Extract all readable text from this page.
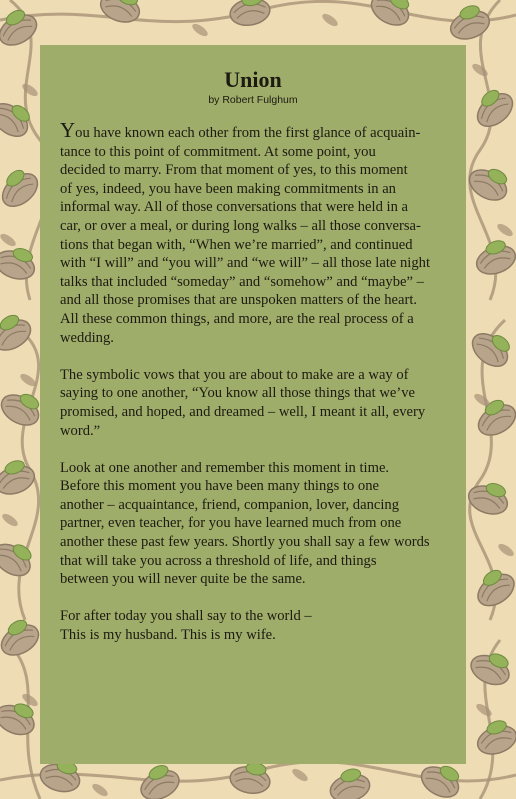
Union
by Robert Fulghum
You have known each other from the first glance of acquain-
tance to this point of commitment. At some point, you
decided to marry. From that moment of yes, to this moment
of yes, indeed, you have been making commitments in an
informal way. All of those conversations that were held in a
car, or over a meal, or during long walks – all those conversa-
tions that began with, “When we’re married”, and continued
with “I will” and “you will” and “we will” – all those late night
talks that included “someday” and “somehow” and “maybe” –
and all those promises that are unspoken matters of the heart.
All these common things, and more, are the real process of a
wedding.
The symbolic vows that you are about to make are a way of
saying to one another, “You know all those things that we’ve
promised, and hoped, and dreamed – well, I meant it all, every
word.”
Look at one another and remember this moment in time.
Before this moment you have been many things to one
another – acquaintance, friend, companion, lover, dancing
partner, even teacher, for you have learned much from one
another these past few years. Shortly you shall say a few words
that will take you across a threshold of life, and things
between you will never quite be the same.
For after today you shall say to the world –
This is my husband. This is my wife.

§

--- What you have to do ---
Drop the images and repeat the data exactly.

--- Full solution ---
Extract all readable text from this page.
Union
by Robert Fulghum
You have known each other from the first glance of acquain-
tance to this point of commitment. At some point, you
decided to marry. From that moment of yes, to this moment
of yes, indeed, you have been making commitments in an
informal way. All of those conversations that were held in a
car, or over a meal, or during long walks – all those conversa-
tions that began with, “When we’re married”, and continued
with “I will” and “you will” and “we will” – all those late night
talks that included “someday” and “somehow” and “maybe” –
and all those promises that are unspoken matters of the heart.
All these common things, and more, are the real process of a
wedding.
The symbolic vows that you are about to make are a way of
saying to one another, “You know all those things that we’ve
promised, and hoped, and dreamed – well, I meant it all, every
word.”
Look at one another and remember this moment in time.
Before this moment you have been many things to one
another – acquaintance, friend, companion, lover, dancing
partner, even teacher, for you have learned much from one
another these past few years. Shortly you shall say a few words
that will take you across a threshold of life, and things
between you will never quite be the same.
For after today you shall say to the world –
This is my husband. This is my wife.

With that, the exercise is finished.